Prompt: Across the entries, how many lines have the string "selection" in them? Reply with only a number.

--------------------------------

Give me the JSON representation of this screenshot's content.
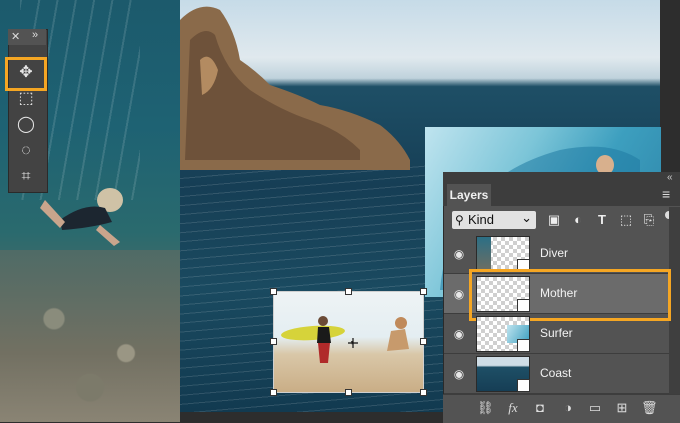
{
  "tools_panel": {
    "close_glyph": "✕",
    "collapse_glyph": "»",
    "tools": [
      {
        "name": "move-tool",
        "icon": "move-icon",
        "glyph": "✥"
      },
      {
        "name": "marquee-tool",
        "icon": "rectangular-marquee-icon",
        "glyph": "⬚"
      },
      {
        "name": "lasso-tool",
        "icon": "lasso-icon",
        "glyph": "◯"
      },
      {
        "name": "quick-selection-tool",
        "icon": "quick-selection-icon",
        "glyph": "◌"
      },
      {
        "name": "crop-tool",
        "icon": "crop-icon",
        "glyph": "⌗"
      }
    ],
    "selected_tool": "move-tool",
    "highlight_color": "#f5a623"
  },
  "layers_panel": {
    "title": "Layers",
    "collapse_glyph": "«",
    "menu_glyph": "≡",
    "filter": {
      "search_glyph": "⚲",
      "kind_label": "Kind",
      "dropdown_glyph": "⌄",
      "filter_icons": [
        "image-filter-icon",
        "adjustment-filter-icon",
        "type-filter-icon",
        "shape-filter-icon",
        "smart-object-filter-icon"
      ],
      "filter_glyphs": [
        "▣",
        "◐",
        "T",
        "⬚",
        "⎘"
      ]
    },
    "layers": [
      {
        "name": "Diver",
        "visible": true,
        "selected": false
      },
      {
        "name": "Mother",
        "visible": true,
        "selected": true
      },
      {
        "name": "Surfer",
        "visible": true,
        "selected": false
      },
      {
        "name": "Coast",
        "visible": true,
        "selected": false
      }
    ],
    "eye_glyph": "◉",
    "bottom_icons": [
      "link-layers-icon",
      "fx-icon",
      "add-mask-icon",
      "adjustment-layer-icon",
      "new-group-icon",
      "new-layer-icon",
      "delete-layer-icon"
    ],
    "bottom_glyphs": [
      "⛓",
      "fx",
      "◘",
      "◑",
      "▭",
      "⊞",
      "🗑"
    ],
    "highlight_color": "#f5a623"
  }
}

--------------------------------

Output for this task: 2